* _Task directions_
Return all entries precisely as they stand, without the images.

* _Data_
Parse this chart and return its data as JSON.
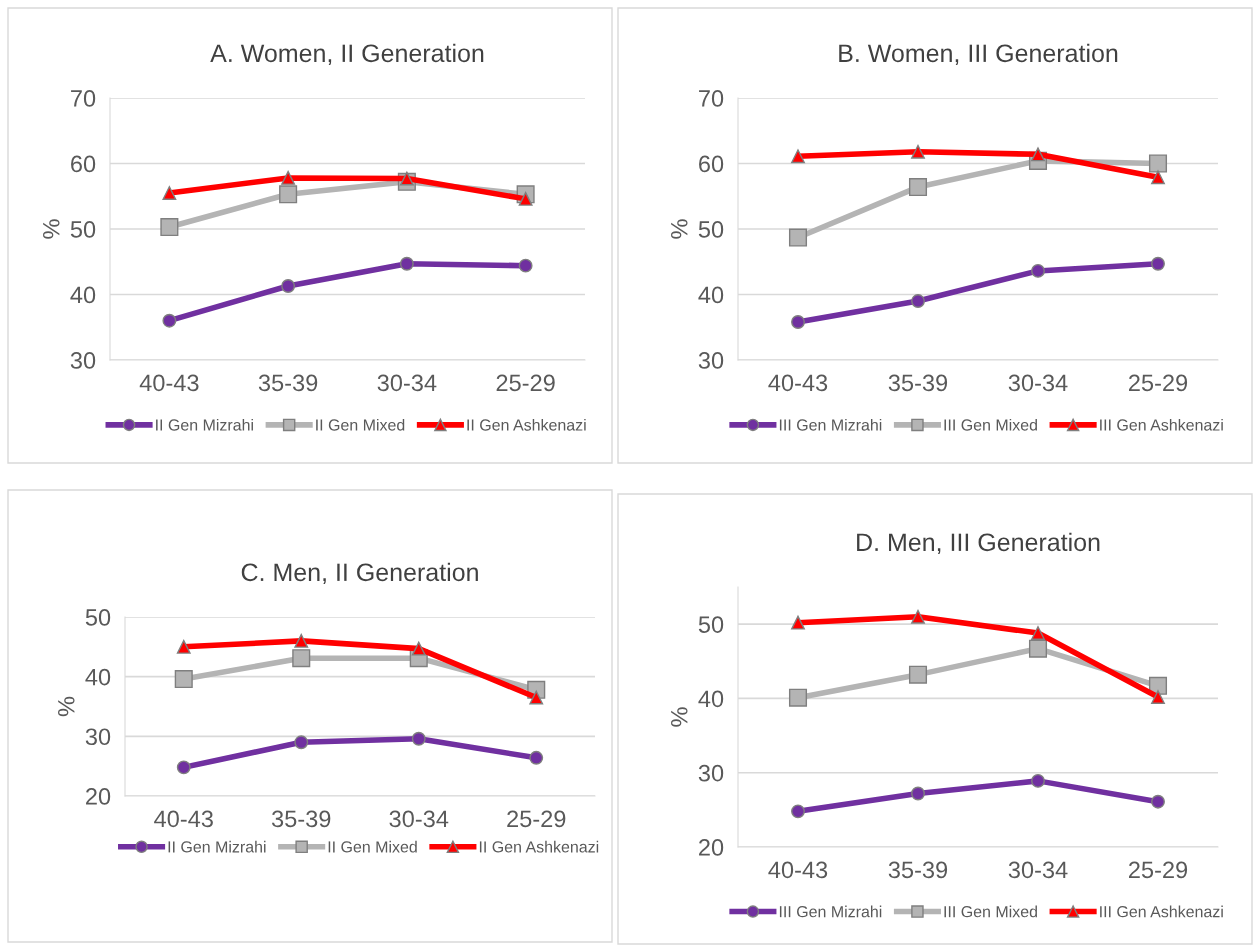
{
  "chart_data": [
    {
      "type": "line",
      "title": "A. Women, II Generation",
      "ylabel": "%",
      "categories": [
        "40-43",
        "35-39",
        "30-34",
        "25-29"
      ],
      "ylim": [
        30,
        70
      ],
      "yticks": [
        30,
        40,
        50,
        60,
        70
      ],
      "grid": "y",
      "legend": "bottom",
      "line_style": "solid",
      "series": [
        {
          "name": "II Gen Mizrahi",
          "color": "#7030a0",
          "marker": "circle",
          "values": [
            36.0,
            41.3,
            44.7,
            44.4
          ]
        },
        {
          "name": "II Gen Mixed",
          "color": "#b4b4b4",
          "marker": "square",
          "values": [
            50.3,
            55.3,
            57.2,
            55.3
          ]
        },
        {
          "name": "II Gen Ashkenazi",
          "color": "#ff0000",
          "marker": "triangle",
          "values": [
            55.5,
            57.8,
            57.7,
            54.6
          ]
        }
      ]
    },
    {
      "type": "line",
      "title": "B. Women, III Generation",
      "ylabel": "%",
      "categories": [
        "40-43",
        "35-39",
        "30-34",
        "25-29"
      ],
      "ylim": [
        30,
        70
      ],
      "yticks": [
        30,
        40,
        50,
        60,
        70
      ],
      "grid": "y",
      "legend": "bottom",
      "line_style": "solid",
      "series": [
        {
          "name": "III Gen Mizrahi",
          "color": "#7030a0",
          "marker": "circle",
          "values": [
            35.8,
            39.0,
            43.6,
            44.7
          ]
        },
        {
          "name": "III Gen Mixed",
          "color": "#b4b4b4",
          "marker": "square",
          "values": [
            48.7,
            56.4,
            60.4,
            60.0
          ]
        },
        {
          "name": "III Gen Ashkenazi",
          "color": "#ff0000",
          "marker": "triangle",
          "values": [
            61.1,
            61.8,
            61.4,
            57.9
          ]
        }
      ]
    },
    {
      "type": "line",
      "title": "C. Men, II Generation",
      "ylabel": "%",
      "categories": [
        "40-43",
        "35-39",
        "30-34",
        "25-29"
      ],
      "ylim": [
        20,
        50
      ],
      "yticks": [
        20,
        30,
        40,
        50
      ],
      "grid": "y",
      "legend": "bottom",
      "line_style": "solid",
      "series": [
        {
          "name": "II Gen Mizrahi",
          "color": "#7030a0",
          "marker": "circle",
          "values": [
            24.8,
            29.0,
            29.6,
            26.4
          ]
        },
        {
          "name": "II Gen Mixed",
          "color": "#b4b4b4",
          "marker": "square",
          "values": [
            39.6,
            43.1,
            43.1,
            37.8
          ]
        },
        {
          "name": "II Gen Ashkenazi",
          "color": "#ff0000",
          "marker": "triangle",
          "values": [
            45.0,
            46.0,
            44.7,
            36.5
          ]
        }
      ]
    },
    {
      "type": "line",
      "title": "D. Men, III Generation",
      "ylabel": "%",
      "categories": [
        "40-43",
        "35-39",
        "30-34",
        "25-29"
      ],
      "ylim": [
        20,
        55
      ],
      "yticks": [
        20,
        30,
        40,
        50
      ],
      "grid": "y",
      "legend": "bottom",
      "line_style": "solid",
      "series": [
        {
          "name": "III Gen Mizrahi",
          "color": "#7030a0",
          "marker": "circle",
          "values": [
            24.8,
            27.2,
            28.9,
            26.1
          ]
        },
        {
          "name": "III Gen Mixed",
          "color": "#b4b4b4",
          "marker": "square",
          "values": [
            40.1,
            43.2,
            46.7,
            41.7
          ]
        },
        {
          "name": "III Gen Ashkenazi",
          "color": "#ff0000",
          "marker": "triangle",
          "values": [
            50.2,
            51.0,
            48.8,
            40.2
          ]
        }
      ]
    }
  ]
}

* _Expected answer_
Parse this chart and return its data as JSON.
{
  "chart_data": [
    {
      "type": "line",
      "title": "A. Women, II Generation",
      "ylabel": "%",
      "categories": [
        "40-43",
        "35-39",
        "30-34",
        "25-29"
      ],
      "ylim": [
        30,
        70
      ],
      "yticks": [
        30,
        40,
        50,
        60,
        70
      ],
      "grid": "y",
      "legend": "bottom",
      "line_style": "solid",
      "series": [
        {
          "name": "II Gen Mizrahi",
          "color": "#7030a0",
          "marker": "circle",
          "values": [
            36.0,
            41.3,
            44.7,
            44.4
          ]
        },
        {
          "name": "II Gen Mixed",
          "color": "#b4b4b4",
          "marker": "square",
          "values": [
            50.3,
            55.3,
            57.2,
            55.3
          ]
        },
        {
          "name": "II Gen Ashkenazi",
          "color": "#ff0000",
          "marker": "triangle",
          "values": [
            55.5,
            57.8,
            57.7,
            54.6
          ]
        }
      ]
    },
    {
      "type": "line",
      "title": "B. Women, III Generation",
      "ylabel": "%",
      "categories": [
        "40-43",
        "35-39",
        "30-34",
        "25-29"
      ],
      "ylim": [
        30,
        70
      ],
      "yticks": [
        30,
        40,
        50,
        60,
        70
      ],
      "grid": "y",
      "legend": "bottom",
      "line_style": "solid",
      "series": [
        {
          "name": "III Gen Mizrahi",
          "color": "#7030a0",
          "marker": "circle",
          "values": [
            35.8,
            39.0,
            43.6,
            44.7
          ]
        },
        {
          "name": "III Gen Mixed",
          "color": "#b4b4b4",
          "marker": "square",
          "values": [
            48.7,
            56.4,
            60.4,
            60.0
          ]
        },
        {
          "name": "III Gen Ashkenazi",
          "color": "#ff0000",
          "marker": "triangle",
          "values": [
            61.1,
            61.8,
            61.4,
            57.9
          ]
        }
      ]
    },
    {
      "type": "line",
      "title": "C. Men, II Generation",
      "ylabel": "%",
      "categories": [
        "40-43",
        "35-39",
        "30-34",
        "25-29"
      ],
      "ylim": [
        20,
        50
      ],
      "yticks": [
        20,
        30,
        40,
        50
      ],
      "grid": "y",
      "legend": "bottom",
      "line_style": "solid",
      "series": [
        {
          "name": "II Gen Mizrahi",
          "color": "#7030a0",
          "marker": "circle",
          "values": [
            24.8,
            29.0,
            29.6,
            26.4
          ]
        },
        {
          "name": "II Gen Mixed",
          "color": "#b4b4b4",
          "marker": "square",
          "values": [
            39.6,
            43.1,
            43.1,
            37.8
          ]
        },
        {
          "name": "II Gen Ashkenazi",
          "color": "#ff0000",
          "marker": "triangle",
          "values": [
            45.0,
            46.0,
            44.7,
            36.5
          ]
        }
      ]
    },
    {
      "type": "line",
      "title": "D. Men, III Generation",
      "ylabel": "%",
      "categories": [
        "40-43",
        "35-39",
        "30-34",
        "25-29"
      ],
      "ylim": [
        20,
        55
      ],
      "yticks": [
        20,
        30,
        40,
        50
      ],
      "grid": "y",
      "legend": "bottom",
      "line_style": "solid",
      "series": [
        {
          "name": "III Gen Mizrahi",
          "color": "#7030a0",
          "marker": "circle",
          "values": [
            24.8,
            27.2,
            28.9,
            26.1
          ]
        },
        {
          "name": "III Gen Mixed",
          "color": "#b4b4b4",
          "marker": "square",
          "values": [
            40.1,
            43.2,
            46.7,
            41.7
          ]
        },
        {
          "name": "III Gen Ashkenazi",
          "color": "#ff0000",
          "marker": "triangle",
          "values": [
            50.2,
            51.0,
            48.8,
            40.2
          ]
        }
      ]
    }
  ]
}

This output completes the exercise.